Without omitting anything, return the records precisely as given.

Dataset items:
>> start

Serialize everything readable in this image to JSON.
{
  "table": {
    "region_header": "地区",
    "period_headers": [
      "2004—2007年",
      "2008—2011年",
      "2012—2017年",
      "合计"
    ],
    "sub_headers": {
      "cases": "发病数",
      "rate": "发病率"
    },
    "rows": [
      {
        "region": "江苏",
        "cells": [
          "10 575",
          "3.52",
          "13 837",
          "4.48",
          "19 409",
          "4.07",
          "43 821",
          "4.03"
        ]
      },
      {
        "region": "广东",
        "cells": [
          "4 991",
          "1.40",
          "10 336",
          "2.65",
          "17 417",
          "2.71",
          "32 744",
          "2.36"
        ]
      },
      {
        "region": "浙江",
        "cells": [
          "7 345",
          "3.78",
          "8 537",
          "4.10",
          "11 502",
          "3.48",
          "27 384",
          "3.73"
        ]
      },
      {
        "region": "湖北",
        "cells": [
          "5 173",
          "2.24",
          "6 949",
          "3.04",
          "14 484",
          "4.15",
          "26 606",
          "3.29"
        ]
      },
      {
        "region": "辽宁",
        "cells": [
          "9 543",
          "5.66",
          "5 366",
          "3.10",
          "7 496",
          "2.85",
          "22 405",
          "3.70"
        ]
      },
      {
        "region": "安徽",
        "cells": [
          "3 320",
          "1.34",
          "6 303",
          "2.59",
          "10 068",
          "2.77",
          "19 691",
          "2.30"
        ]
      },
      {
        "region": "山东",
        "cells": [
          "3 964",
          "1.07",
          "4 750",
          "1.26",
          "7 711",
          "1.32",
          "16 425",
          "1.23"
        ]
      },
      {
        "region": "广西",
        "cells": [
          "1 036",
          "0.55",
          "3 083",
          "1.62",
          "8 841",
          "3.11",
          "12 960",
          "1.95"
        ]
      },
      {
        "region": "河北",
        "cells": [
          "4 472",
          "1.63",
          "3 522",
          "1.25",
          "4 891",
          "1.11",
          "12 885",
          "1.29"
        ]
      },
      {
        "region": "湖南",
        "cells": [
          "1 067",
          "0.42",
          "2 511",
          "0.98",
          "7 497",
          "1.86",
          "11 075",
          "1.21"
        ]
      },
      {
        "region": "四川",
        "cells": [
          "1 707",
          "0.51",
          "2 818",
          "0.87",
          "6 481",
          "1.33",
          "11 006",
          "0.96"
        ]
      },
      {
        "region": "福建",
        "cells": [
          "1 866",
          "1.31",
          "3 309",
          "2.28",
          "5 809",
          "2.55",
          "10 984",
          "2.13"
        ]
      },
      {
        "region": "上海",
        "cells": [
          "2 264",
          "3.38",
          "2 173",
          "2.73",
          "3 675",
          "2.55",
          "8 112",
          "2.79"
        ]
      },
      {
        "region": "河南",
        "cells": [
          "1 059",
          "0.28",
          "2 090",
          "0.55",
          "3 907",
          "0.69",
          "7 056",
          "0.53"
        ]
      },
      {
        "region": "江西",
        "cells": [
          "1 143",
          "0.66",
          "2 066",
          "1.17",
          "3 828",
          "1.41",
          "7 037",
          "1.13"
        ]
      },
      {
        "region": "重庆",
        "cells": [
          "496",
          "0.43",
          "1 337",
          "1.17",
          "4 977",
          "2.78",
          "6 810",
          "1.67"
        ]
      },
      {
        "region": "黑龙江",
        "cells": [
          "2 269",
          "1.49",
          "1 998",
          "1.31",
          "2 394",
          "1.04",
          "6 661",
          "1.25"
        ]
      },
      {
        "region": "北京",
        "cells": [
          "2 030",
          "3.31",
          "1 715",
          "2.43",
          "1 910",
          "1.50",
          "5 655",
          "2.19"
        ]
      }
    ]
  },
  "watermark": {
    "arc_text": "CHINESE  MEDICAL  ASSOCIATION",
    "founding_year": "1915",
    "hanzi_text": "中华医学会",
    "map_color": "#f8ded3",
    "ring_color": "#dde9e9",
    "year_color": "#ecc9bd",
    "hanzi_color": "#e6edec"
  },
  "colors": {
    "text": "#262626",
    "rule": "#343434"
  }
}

>> end

■ **EXERCISE SOLUTION**
Serialize everything readable in this image to JSON.
{
  "table": {
    "region_header": "地区",
    "period_headers": [
      "2004—2007年",
      "2008—2011年",
      "2012—2017年",
      "合计"
    ],
    "sub_headers": {
      "cases": "发病数",
      "rate": "发病率"
    },
    "rows": [
      {
        "region": "江苏",
        "cells": [
          "10 575",
          "3.52",
          "13 837",
          "4.48",
          "19 409",
          "4.07",
          "43 821",
          "4.03"
        ]
      },
      {
        "region": "广东",
        "cells": [
          "4 991",
          "1.40",
          "10 336",
          "2.65",
          "17 417",
          "2.71",
          "32 744",
          "2.36"
        ]
      },
      {
        "region": "浙江",
        "cells": [
          "7 345",
          "3.78",
          "8 537",
          "4.10",
          "11 502",
          "3.48",
          "27 384",
          "3.73"
        ]
      },
      {
        "region": "湖北",
        "cells": [
          "5 173",
          "2.24",
          "6 949",
          "3.04",
          "14 484",
          "4.15",
          "26 606",
          "3.29"
        ]
      },
      {
        "region": "辽宁",
        "cells": [
          "9 543",
          "5.66",
          "5 366",
          "3.10",
          "7 496",
          "2.85",
          "22 405",
          "3.70"
        ]
      },
      {
        "region": "安徽",
        "cells": [
          "3 320",
          "1.34",
          "6 303",
          "2.59",
          "10 068",
          "2.77",
          "19 691",
          "2.30"
        ]
      },
      {
        "region": "山东",
        "cells": [
          "3 964",
          "1.07",
          "4 750",
          "1.26",
          "7 711",
          "1.32",
          "16 425",
          "1.23"
        ]
      },
      {
        "region": "广西",
        "cells": [
          "1 036",
          "0.55",
          "3 083",
          "1.62",
          "8 841",
          "3.11",
          "12 960",
          "1.95"
        ]
      },
      {
        "region": "河北",
        "cells": [
          "4 472",
          "1.63",
          "3 522",
          "1.25",
          "4 891",
          "1.11",
          "12 885",
          "1.29"
        ]
      },
      {
        "region": "湖南",
        "cells": [
          "1 067",
          "0.42",
          "2 511",
          "0.98",
          "7 497",
          "1.86",
          "11 075",
          "1.21"
        ]
      },
      {
        "region": "四川",
        "cells": [
          "1 707",
          "0.51",
          "2 818",
          "0.87",
          "6 481",
          "1.33",
          "11 006",
          "0.96"
        ]
      },
      {
        "region": "福建",
        "cells": [
          "1 866",
          "1.31",
          "3 309",
          "2.28",
          "5 809",
          "2.55",
          "10 984",
          "2.13"
        ]
      },
      {
        "region": "上海",
        "cells": [
          "2 264",
          "3.38",
          "2 173",
          "2.73",
          "3 675",
          "2.55",
          "8 112",
          "2.79"
        ]
      },
      {
        "region": "河南",
        "cells": [
          "1 059",
          "0.28",
          "2 090",
          "0.55",
          "3 907",
          "0.69",
          "7 056",
          "0.53"
        ]
      },
      {
        "region": "江西",
        "cells": [
          "1 143",
          "0.66",
          "2 066",
          "1.17",
          "3 828",
          "1.41",
          "7 037",
          "1.13"
        ]
      },
      {
        "region": "重庆",
        "cells": [
          "496",
          "0.43",
          "1 337",
          "1.17",
          "4 977",
          "2.78",
          "6 810",
          "1.67"
        ]
      },
      {
        "region": "黑龙江",
        "cells": [
          "2 269",
          "1.49",
          "1 998",
          "1.31",
          "2 394",
          "1.04",
          "6 661",
          "1.25"
        ]
      },
      {
        "region": "北京",
        "cells": [
          "2 030",
          "3.31",
          "1 715",
          "2.43",
          "1 910",
          "1.50",
          "5 655",
          "2.19"
        ]
      }
    ]
  },
  "watermark": {
    "arc_text": "CHINESE  MEDICAL  ASSOCIATION",
    "founding_year": "1915",
    "hanzi_text": "中华医学会",
    "map_color": "#f8ded3",
    "ring_color": "#dde9e9",
    "year_color": "#ecc9bd",
    "hanzi_color": "#e6edec"
  },
  "colors": {
    "text": "#262626",
    "rule": "#343434"
  }
}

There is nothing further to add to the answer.